┌──
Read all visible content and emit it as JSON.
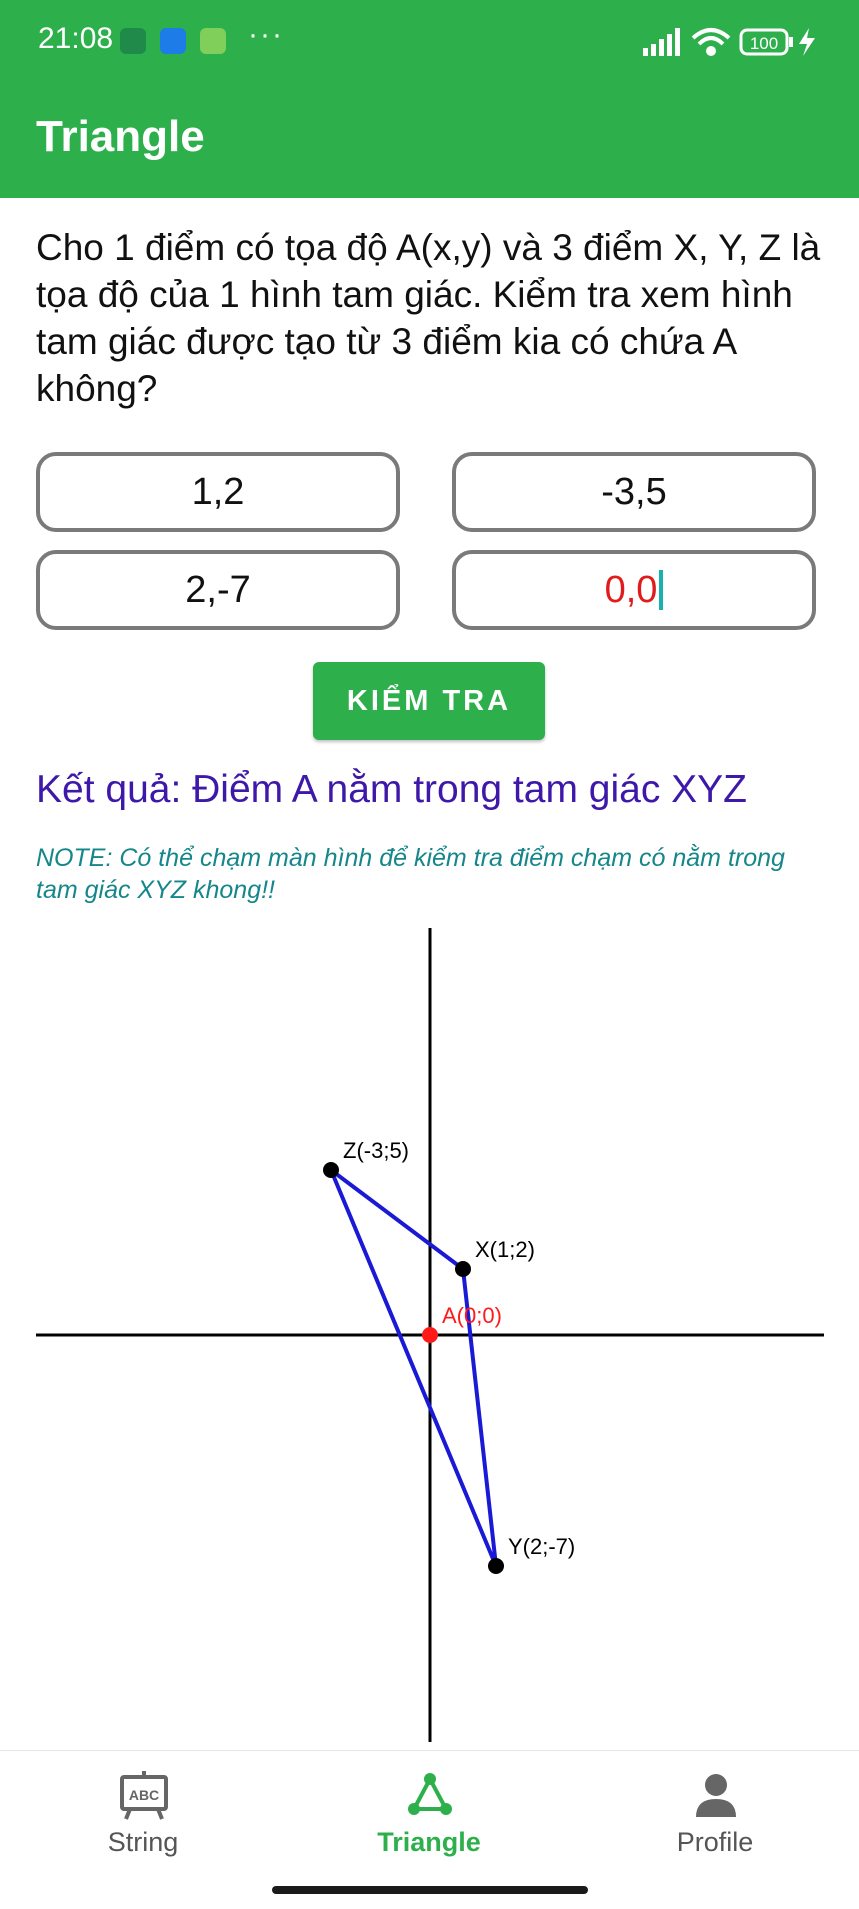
{
  "status": {
    "time": "21:08",
    "battery": "100"
  },
  "appbar": {
    "title": "Triangle"
  },
  "question": "Cho 1 điểm có  tọa độ A(x,y) và 3 điểm X, Y, Z là tọa độ của 1 hình tam giác. Kiểm tra xem hình tam giác được tạo từ 3 điểm kia có chứa A không?",
  "inputs": {
    "x": "1,2",
    "z": "-3,5",
    "y": "2,-7",
    "a": "0,0"
  },
  "button": {
    "label": "KIỂM TRA"
  },
  "result": "Kết quả: Điểm A nằm trong tam giác XYZ",
  "note": "NOTE: Có thể chạm màn hình để kiểm tra điểm chạm có nằm trong tam giác XYZ khong!!",
  "plot": {
    "points": [
      {
        "label": "X(1;2)",
        "x": 1,
        "y": 2,
        "color": "#000000"
      },
      {
        "label": "Y(2;-7)",
        "x": 2,
        "y": -7,
        "color": "#000000"
      },
      {
        "label": "Z(-3;5)",
        "x": -3,
        "y": 5,
        "color": "#000000"
      },
      {
        "label": "A(0;0)",
        "x": 0,
        "y": 0,
        "color": "#ff1a1a"
      }
    ],
    "triangle_color": "#1a1ad6"
  },
  "nav": [
    {
      "label": "String",
      "icon": "abc-board-icon",
      "active": false
    },
    {
      "label": "Triangle",
      "icon": "triangle-nodes-icon",
      "active": true
    },
    {
      "label": "Profile",
      "icon": "person-icon",
      "active": false
    }
  ],
  "colors": {
    "primary": "#2db04c",
    "result": "#3e18a8",
    "note": "#15878a"
  }
}
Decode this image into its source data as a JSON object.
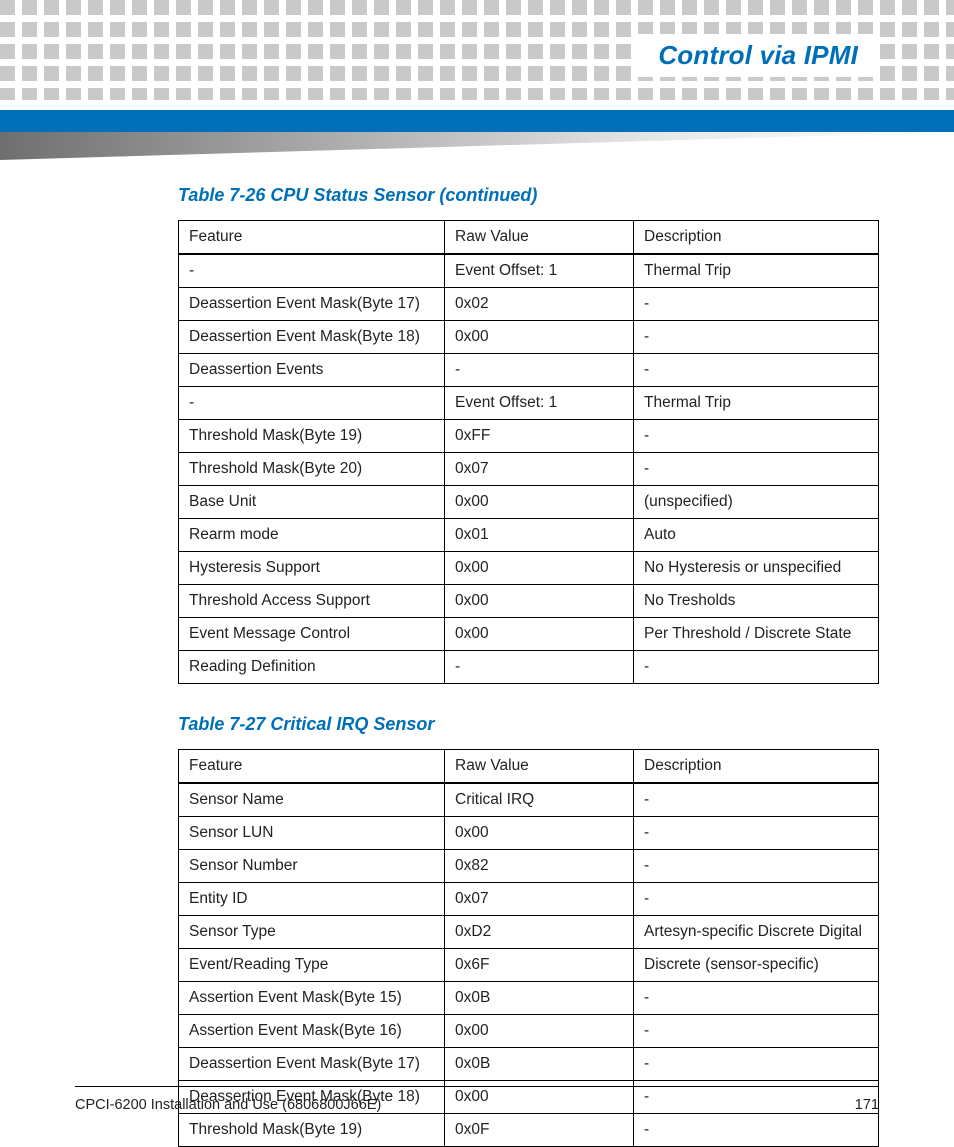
{
  "header": {
    "title": "Control via IPMI"
  },
  "table1": {
    "caption": "Table 7-26 CPU Status Sensor (continued)",
    "columns": [
      "Feature",
      "Raw Value",
      "Description"
    ],
    "rows": [
      [
        "-",
        "Event Offset: 1",
        "Thermal Trip"
      ],
      [
        "Deassertion Event Mask(Byte 17)",
        "0x02",
        "-"
      ],
      [
        "Deassertion Event Mask(Byte 18)",
        "0x00",
        "-"
      ],
      [
        "Deassertion Events",
        "-",
        "-"
      ],
      [
        "-",
        "Event Offset: 1",
        "Thermal Trip"
      ],
      [
        "Threshold Mask(Byte 19)",
        "0xFF",
        "-"
      ],
      [
        "Threshold Mask(Byte 20)",
        "0x07",
        "-"
      ],
      [
        "Base Unit",
        "0x00",
        "(unspecified)"
      ],
      [
        "Rearm mode",
        "0x01",
        "Auto"
      ],
      [
        "Hysteresis Support",
        "0x00",
        "No Hysteresis or unspecified"
      ],
      [
        "Threshold Access Support",
        "0x00",
        "No Tresholds"
      ],
      [
        "Event Message Control",
        "0x00",
        "Per Threshold / Discrete State"
      ],
      [
        "Reading Definition",
        "-",
        "-"
      ]
    ]
  },
  "table2": {
    "caption": "Table 7-27 Critical IRQ Sensor",
    "columns": [
      "Feature",
      "Raw Value",
      "Description"
    ],
    "rows": [
      [
        "Sensor Name",
        "Critical IRQ",
        "-"
      ],
      [
        "Sensor LUN",
        "0x00",
        "-"
      ],
      [
        "Sensor Number",
        "0x82",
        "-"
      ],
      [
        "Entity ID",
        "0x07",
        "-"
      ],
      [
        "Sensor Type",
        "0xD2",
        "Artesyn-specific Discrete Digital"
      ],
      [
        "Event/Reading Type",
        "0x6F",
        "Discrete (sensor-specific)"
      ],
      [
        "Assertion Event Mask(Byte 15)",
        "0x0B",
        "-"
      ],
      [
        "Assertion Event Mask(Byte 16)",
        "0x00",
        "-"
      ],
      [
        "Deassertion Event Mask(Byte 17)",
        "0x0B",
        "-"
      ],
      [
        "Deassertion Event Mask(Byte 18)",
        "0x00",
        "-"
      ],
      [
        "Threshold Mask(Byte 19)",
        "0x0F",
        "-"
      ]
    ]
  },
  "footer": {
    "left": "CPCI-6200 Installation and Use (6806800J66E)",
    "right": "171"
  }
}
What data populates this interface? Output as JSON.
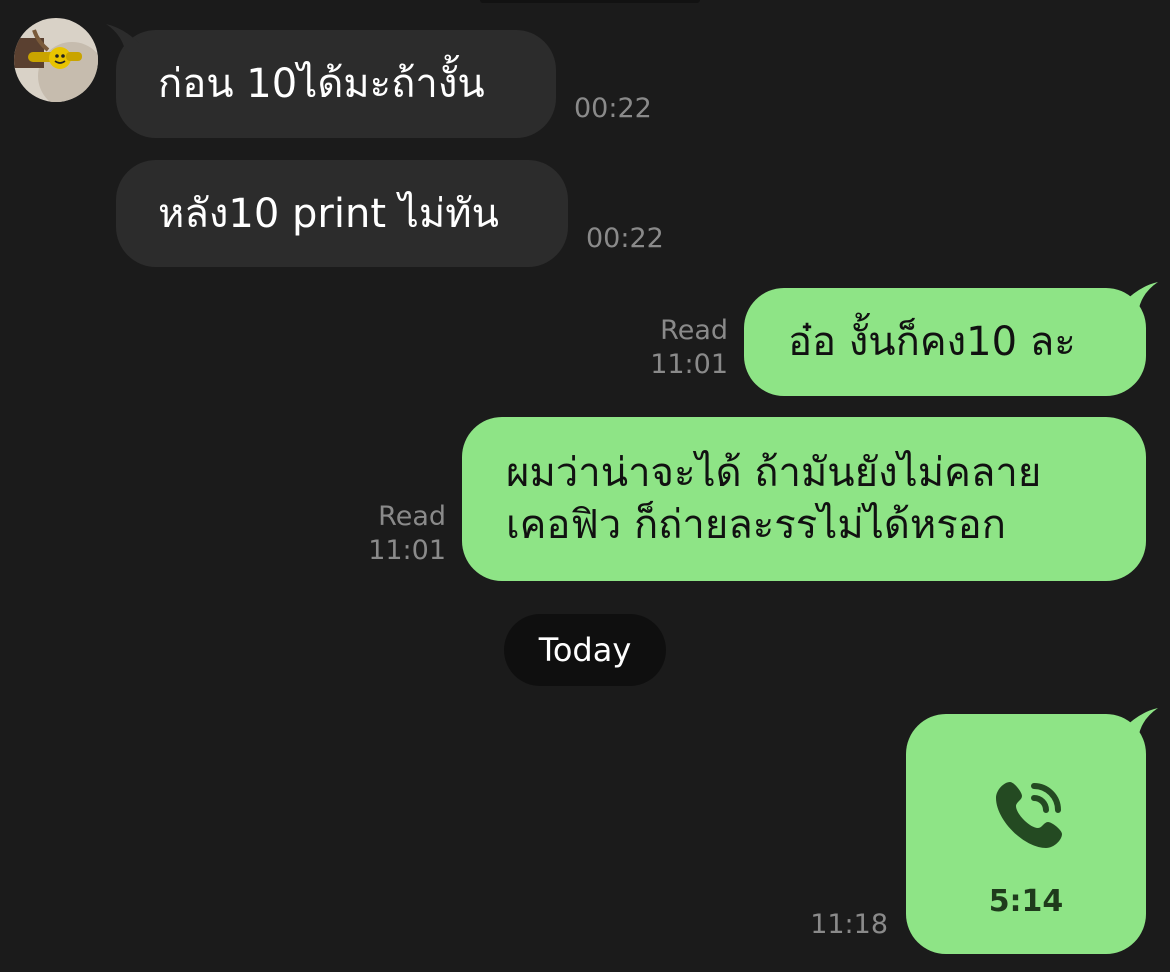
{
  "messages": [
    {
      "direction": "incoming",
      "text": "ก่อน 10ได้มะถ้างั้น",
      "time": "00:22"
    },
    {
      "direction": "incoming",
      "text": "หลัง10 print ไม่ทัน",
      "time": "00:22"
    },
    {
      "direction": "outgoing",
      "text": "อ๋อ งั้นก็คง10 ละ",
      "status": "Read",
      "time": "11:01"
    },
    {
      "direction": "outgoing",
      "lines": [
        "ผมว่าน่าจะได้ ถ้ามันยังไม่คลาย",
        "เคอฟิว ก็ถ่ายละรรไม่ได้หรอก"
      ],
      "status": "Read",
      "time": "11:01"
    }
  ],
  "date_separator": "Today",
  "call": {
    "icon": "phone-call-icon",
    "duration": "5:14",
    "time": "11:18"
  },
  "colors": {
    "background": "#1b1b1b",
    "incoming_bubble": "#2c2c2c",
    "outgoing_bubble": "#8ee486",
    "meta_text": "#8a8a8a"
  }
}
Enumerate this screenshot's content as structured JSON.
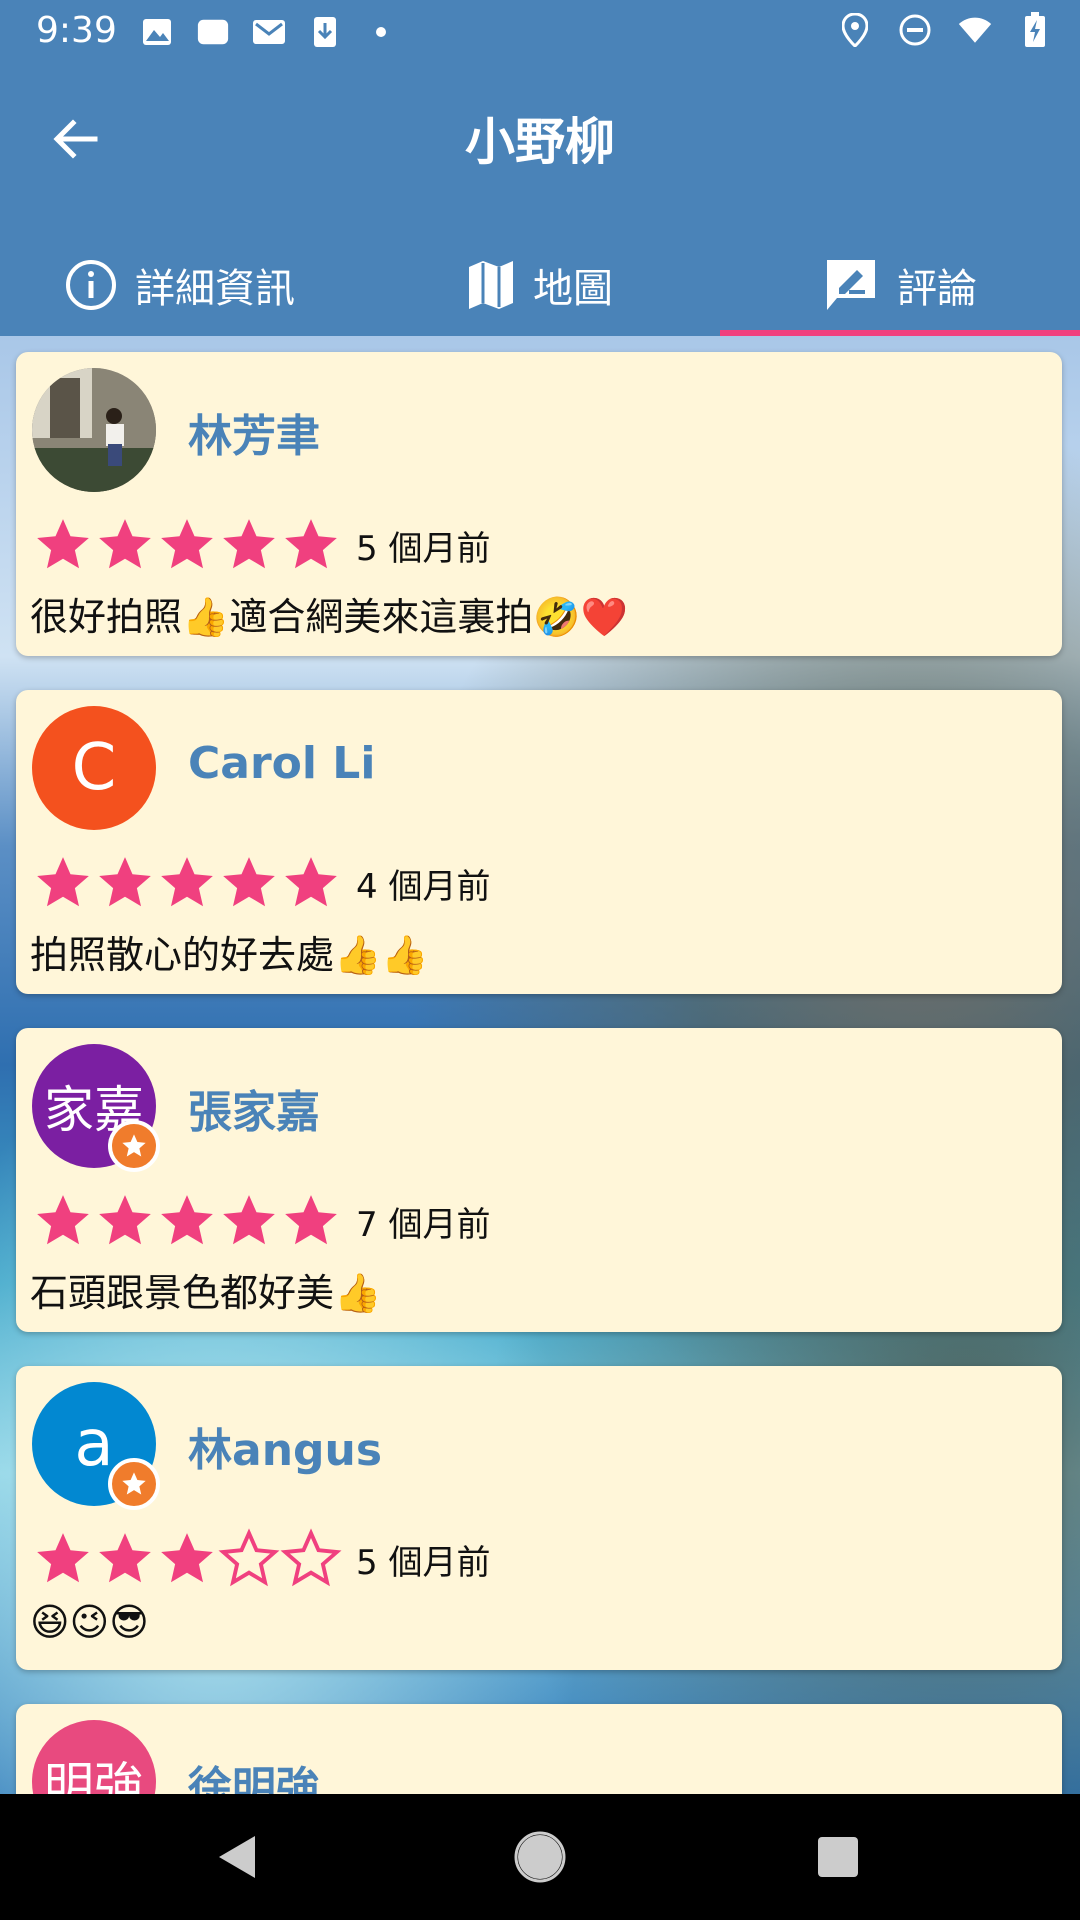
{
  "status_bar": {
    "time": "9:39",
    "left_icons": [
      "image-icon",
      "cloud-icon",
      "gmail-icon",
      "download-icon",
      "dot-icon"
    ],
    "right_icons": [
      "location-icon",
      "dnd-icon",
      "wifi-icon",
      "battery-charging-icon"
    ]
  },
  "app_bar": {
    "title": "小野柳",
    "tabs": [
      {
        "label": "詳細資訊",
        "icon": "info-icon",
        "selected": false
      },
      {
        "label": "地圖",
        "icon": "map-icon",
        "selected": false
      },
      {
        "label": "評論",
        "icon": "review-icon",
        "selected": true
      }
    ],
    "accent": "#f0407f",
    "background": "#4a83b8"
  },
  "reviews": [
    {
      "name": "林芳聿",
      "avatar_type": "photo",
      "avatar_color": "#6a6a6a",
      "avatar_text": "",
      "badge": false,
      "rating": 5,
      "time": "5 個月前",
      "text": "很好拍照👍適合網美來這裏拍🤣❤️"
    },
    {
      "name": "Carol Li",
      "avatar_type": "letter",
      "avatar_color": "#f4511e",
      "avatar_text": "C",
      "badge": false,
      "rating": 5,
      "time": "4 個月前",
      "text": "拍照散心的好去處👍👍"
    },
    {
      "name": "張家嘉",
      "avatar_type": "cjk",
      "avatar_color": "#7b1fa2",
      "avatar_text": "家嘉",
      "badge": true,
      "rating": 5,
      "time": "7 個月前",
      "text": "石頭跟景色都好美👍"
    },
    {
      "name": "林angus",
      "avatar_type": "letter",
      "avatar_color": "#0288d1",
      "avatar_text": "a",
      "badge": true,
      "rating": 3,
      "time": "5 個月前",
      "text": "😆😉😎"
    },
    {
      "name": "徐明強",
      "avatar_type": "cjk",
      "avatar_color": "#e84a7f",
      "avatar_text": "明強",
      "badge": false,
      "rating": null,
      "time": "",
      "text": ""
    }
  ],
  "colors": {
    "card_bg": "#fff6d9",
    "name": "#4a83b8",
    "star": "#f0407f"
  },
  "nav_bar": {
    "buttons": [
      "back-nav-icon",
      "home-nav-icon",
      "recents-nav-icon"
    ]
  }
}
└──
What is needed: List all lines holding the string "specific".

Result of the exercise:
        "Artesyn-specific Discrete Digital"
        "Discrete (sensor-specific)"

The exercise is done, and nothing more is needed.